## begin INFORMATION SHOWN
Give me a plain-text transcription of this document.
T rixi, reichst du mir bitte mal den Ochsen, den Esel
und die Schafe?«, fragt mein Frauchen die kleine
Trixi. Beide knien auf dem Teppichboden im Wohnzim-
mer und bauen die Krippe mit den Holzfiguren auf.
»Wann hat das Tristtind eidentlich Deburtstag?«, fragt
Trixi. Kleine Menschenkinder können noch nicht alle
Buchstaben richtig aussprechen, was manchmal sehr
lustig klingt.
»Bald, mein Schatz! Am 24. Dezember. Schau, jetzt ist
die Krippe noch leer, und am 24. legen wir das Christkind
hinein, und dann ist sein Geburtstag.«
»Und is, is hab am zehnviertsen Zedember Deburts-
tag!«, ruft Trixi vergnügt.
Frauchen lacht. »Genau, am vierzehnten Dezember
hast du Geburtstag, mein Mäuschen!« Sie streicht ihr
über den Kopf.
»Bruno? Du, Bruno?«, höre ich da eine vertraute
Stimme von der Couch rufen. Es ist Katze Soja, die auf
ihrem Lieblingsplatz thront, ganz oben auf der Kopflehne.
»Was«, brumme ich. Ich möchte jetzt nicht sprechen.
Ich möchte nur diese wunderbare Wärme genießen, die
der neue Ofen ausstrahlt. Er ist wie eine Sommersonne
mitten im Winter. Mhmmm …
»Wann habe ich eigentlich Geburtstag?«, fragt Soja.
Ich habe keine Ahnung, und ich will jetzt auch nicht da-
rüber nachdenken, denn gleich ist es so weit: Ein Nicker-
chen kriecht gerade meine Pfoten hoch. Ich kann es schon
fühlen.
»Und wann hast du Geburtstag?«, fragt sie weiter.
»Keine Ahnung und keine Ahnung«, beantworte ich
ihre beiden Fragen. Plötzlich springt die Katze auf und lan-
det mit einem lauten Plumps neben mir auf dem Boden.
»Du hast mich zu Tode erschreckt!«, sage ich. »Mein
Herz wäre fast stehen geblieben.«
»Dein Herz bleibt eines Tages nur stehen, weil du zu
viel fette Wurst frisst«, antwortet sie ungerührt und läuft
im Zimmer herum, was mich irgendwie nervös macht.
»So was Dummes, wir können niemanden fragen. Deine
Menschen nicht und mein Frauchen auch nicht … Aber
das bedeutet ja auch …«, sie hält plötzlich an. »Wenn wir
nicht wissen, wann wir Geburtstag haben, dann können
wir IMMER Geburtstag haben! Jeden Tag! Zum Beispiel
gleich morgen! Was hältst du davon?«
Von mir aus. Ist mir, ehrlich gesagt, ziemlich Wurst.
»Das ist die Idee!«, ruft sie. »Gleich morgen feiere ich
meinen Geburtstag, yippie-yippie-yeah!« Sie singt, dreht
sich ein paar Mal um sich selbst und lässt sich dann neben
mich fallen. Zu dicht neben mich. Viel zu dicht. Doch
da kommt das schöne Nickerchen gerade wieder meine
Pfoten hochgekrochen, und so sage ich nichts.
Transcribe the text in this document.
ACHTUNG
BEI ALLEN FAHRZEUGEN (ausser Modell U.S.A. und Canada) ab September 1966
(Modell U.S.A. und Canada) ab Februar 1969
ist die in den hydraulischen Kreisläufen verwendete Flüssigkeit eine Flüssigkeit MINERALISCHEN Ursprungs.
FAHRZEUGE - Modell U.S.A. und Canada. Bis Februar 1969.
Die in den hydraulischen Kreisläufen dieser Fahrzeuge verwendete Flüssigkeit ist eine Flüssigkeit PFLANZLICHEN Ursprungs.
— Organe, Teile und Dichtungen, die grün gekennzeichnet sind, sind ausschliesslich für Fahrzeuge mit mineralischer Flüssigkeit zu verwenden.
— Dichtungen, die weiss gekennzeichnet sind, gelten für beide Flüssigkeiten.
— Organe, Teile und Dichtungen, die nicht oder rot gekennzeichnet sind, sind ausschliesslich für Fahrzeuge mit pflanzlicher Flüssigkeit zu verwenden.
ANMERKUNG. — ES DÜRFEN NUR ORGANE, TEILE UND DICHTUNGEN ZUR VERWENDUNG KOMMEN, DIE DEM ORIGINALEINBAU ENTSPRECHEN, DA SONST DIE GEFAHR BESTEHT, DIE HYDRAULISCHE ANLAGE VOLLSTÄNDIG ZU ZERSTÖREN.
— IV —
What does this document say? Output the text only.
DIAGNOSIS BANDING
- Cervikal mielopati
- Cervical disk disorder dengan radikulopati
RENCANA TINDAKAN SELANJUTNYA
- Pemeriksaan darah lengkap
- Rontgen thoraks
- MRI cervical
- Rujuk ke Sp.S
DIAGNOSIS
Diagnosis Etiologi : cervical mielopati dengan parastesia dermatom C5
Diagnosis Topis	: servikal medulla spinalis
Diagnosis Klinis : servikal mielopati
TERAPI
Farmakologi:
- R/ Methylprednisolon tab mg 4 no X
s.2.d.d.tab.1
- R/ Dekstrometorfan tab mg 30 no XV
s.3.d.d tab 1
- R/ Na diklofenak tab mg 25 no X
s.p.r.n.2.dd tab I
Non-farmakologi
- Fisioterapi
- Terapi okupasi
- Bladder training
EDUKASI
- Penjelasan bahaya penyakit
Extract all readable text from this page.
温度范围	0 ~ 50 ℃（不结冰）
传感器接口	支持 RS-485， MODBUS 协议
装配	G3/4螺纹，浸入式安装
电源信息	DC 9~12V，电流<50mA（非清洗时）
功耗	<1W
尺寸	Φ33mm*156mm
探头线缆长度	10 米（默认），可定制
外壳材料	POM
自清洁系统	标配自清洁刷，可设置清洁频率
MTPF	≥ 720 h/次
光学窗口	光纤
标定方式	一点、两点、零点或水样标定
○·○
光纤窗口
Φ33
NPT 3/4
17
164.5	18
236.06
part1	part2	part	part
## end INFORMATION SHOWN
Above are some records; extract every one of them exactly.

## FINISHED TASK
Give me a plain-text transcription of this document.
T rixi, reichst du mir bitte mal den Ochsen, den Esel
und die Schafe?«, fragt mein Frauchen die kleine
Trixi. Beide knien auf dem Teppichboden im Wohnzim-
mer und bauen die Krippe mit den Holzfiguren auf.
»Wann hat das Tristtind eidentlich Deburtstag?«, fragt
Trixi. Kleine Menschenkinder können noch nicht alle
Buchstaben richtig aussprechen, was manchmal sehr
lustig klingt.
»Bald, mein Schatz! Am 24. Dezember. Schau, jetzt ist
die Krippe noch leer, und am 24. legen wir das Christkind
hinein, und dann ist sein Geburtstag.«
»Und is, is hab am zehnviertsen Zedember Deburts-
tag!«, ruft Trixi vergnügt.
Frauchen lacht. »Genau, am vierzehnten Dezember
hast du Geburtstag, mein Mäuschen!« Sie streicht ihr
über den Kopf.
»Bruno? Du, Bruno?«, höre ich da eine vertraute
Stimme von der Couch rufen. Es ist Katze Soja, die auf
ihrem Lieblingsplatz thront, ganz oben auf der Kopflehne.
»Was«, brumme ich. Ich möchte jetzt nicht sprechen.
Ich möchte nur diese wunderbare Wärme genießen, die
der neue Ofen ausstrahlt. Er ist wie eine Sommersonne
mitten im Winter. Mhmmm …
»Wann habe ich eigentlich Geburtstag?«, fragt Soja.
Ich habe keine Ahnung, und ich will jetzt auch nicht da-
rüber nachdenken, denn gleich ist es so weit: Ein Nicker-
chen kriecht gerade meine Pfoten hoch. Ich kann es schon
fühlen.
»Und wann hast du Geburtstag?«, fragt sie weiter.
»Keine Ahnung und keine Ahnung«, beantworte ich
ihre beiden Fragen. Plötzlich springt die Katze auf und lan-
det mit einem lauten Plumps neben mir auf dem Boden.
»Du hast mich zu Tode erschreckt!«, sage ich. »Mein
Herz wäre fast stehen geblieben.«
»Dein Herz bleibt eines Tages nur stehen, weil du zu
viel fette Wurst frisst«, antwortet sie ungerührt und läuft
im Zimmer herum, was mich irgendwie nervös macht.
»So was Dummes, wir können niemanden fragen. Deine
Menschen nicht und mein Frauchen auch nicht … Aber
das bedeutet ja auch …«, sie hält plötzlich an. »Wenn wir
nicht wissen, wann wir Geburtstag haben, dann können
wir IMMER Geburtstag haben! Jeden Tag! Zum Beispiel
gleich morgen! Was hältst du davon?«
Von mir aus. Ist mir, ehrlich gesagt, ziemlich Wurst.
»Das ist die Idee!«, ruft sie. »Gleich morgen feiere ich
meinen Geburtstag, yippie-yippie-yeah!« Sie singt, dreht
sich ein paar Mal um sich selbst und lässt sich dann neben
mich fallen. Zu dicht neben mich. Viel zu dicht. Doch
da kommt das schöne Nickerchen gerade wieder meine
Pfoten hochgekrochen, und so sage ich nichts.
Transcribe the text in this document.
ACHTUNG
BEI ALLEN FAHRZEUGEN (ausser Modell U.S.A. und Canada) ab September 1966
(Modell U.S.A. und Canada) ab Februar 1969
ist die in den hydraulischen Kreisläufen verwendete Flüssigkeit eine Flüssigkeit MINERALISCHEN Ursprungs.
FAHRZEUGE - Modell U.S.A. und Canada. Bis Februar 1969.
Die in den hydraulischen Kreisläufen dieser Fahrzeuge verwendete Flüssigkeit ist eine Flüssigkeit PFLANZLICHEN Ursprungs.
— Organe, Teile und Dichtungen, die grün gekennzeichnet sind, sind ausschliesslich für Fahrzeuge mit mineralischer Flüssigkeit zu verwenden.
— Dichtungen, die weiss gekennzeichnet sind, gelten für beide Flüssigkeiten.
— Organe, Teile und Dichtungen, die nicht oder rot gekennzeichnet sind, sind ausschliesslich für Fahrzeuge mit pflanzlicher Flüssigkeit zu verwenden.
ANMERKUNG. — ES DÜRFEN NUR ORGANE, TEILE UND DICHTUNGEN ZUR VERWENDUNG KOMMEN, DIE DEM ORIGINALEINBAU ENTSPRECHEN, DA SONST DIE GEFAHR BESTEHT, DIE HYDRAULISCHE ANLAGE VOLLSTÄNDIG ZU ZERSTÖREN.
— IV —
What does this document say? Output the text only.
DIAGNOSIS BANDING
- Cervikal mielopati
- Cervical disk disorder dengan radikulopati
RENCANA TINDAKAN SELANJUTNYA
- Pemeriksaan darah lengkap
- Rontgen thoraks
- MRI cervical
- Rujuk ke Sp.S
DIAGNOSIS
Diagnosis Etiologi : cervical mielopati dengan parastesia dermatom C5
Diagnosis Topis	: servikal medulla spinalis
Diagnosis Klinis : servikal mielopati
TERAPI
Farmakologi:
- R/ Methylprednisolon tab mg 4 no X
s.2.d.d.tab.1
- R/ Dekstrometorfan tab mg 30 no XV
s.3.d.d tab 1
- R/ Na diklofenak tab mg 25 no X
s.p.r.n.2.dd tab I
Non-farmakologi
- Fisioterapi
- Terapi okupasi
- Bladder training
EDUKASI
- Penjelasan bahaya penyakit
Extract all readable text from this page.
温度范围	0 ~ 50 ℃（不结冰）
传感器接口	支持 RS-485， MODBUS 协议
装配	G3/4螺纹，浸入式安装
电源信息	DC 9~12V，电流<50mA（非清洗时）
功耗	<1W
尺寸	Φ33mm*156mm
探头线缆长度	10 米（默认），可定制
外壳材料	POM
自清洁系统	标配自清洁刷，可设置清洁频率
MTPF	≥ 720 h/次
光学窗口	光纤
标定方式	一点、两点、零点或水样标定
○·○
光纤窗口
Φ33
NPT 3/4
17
164.5	18
236.06
part1	part2	part	part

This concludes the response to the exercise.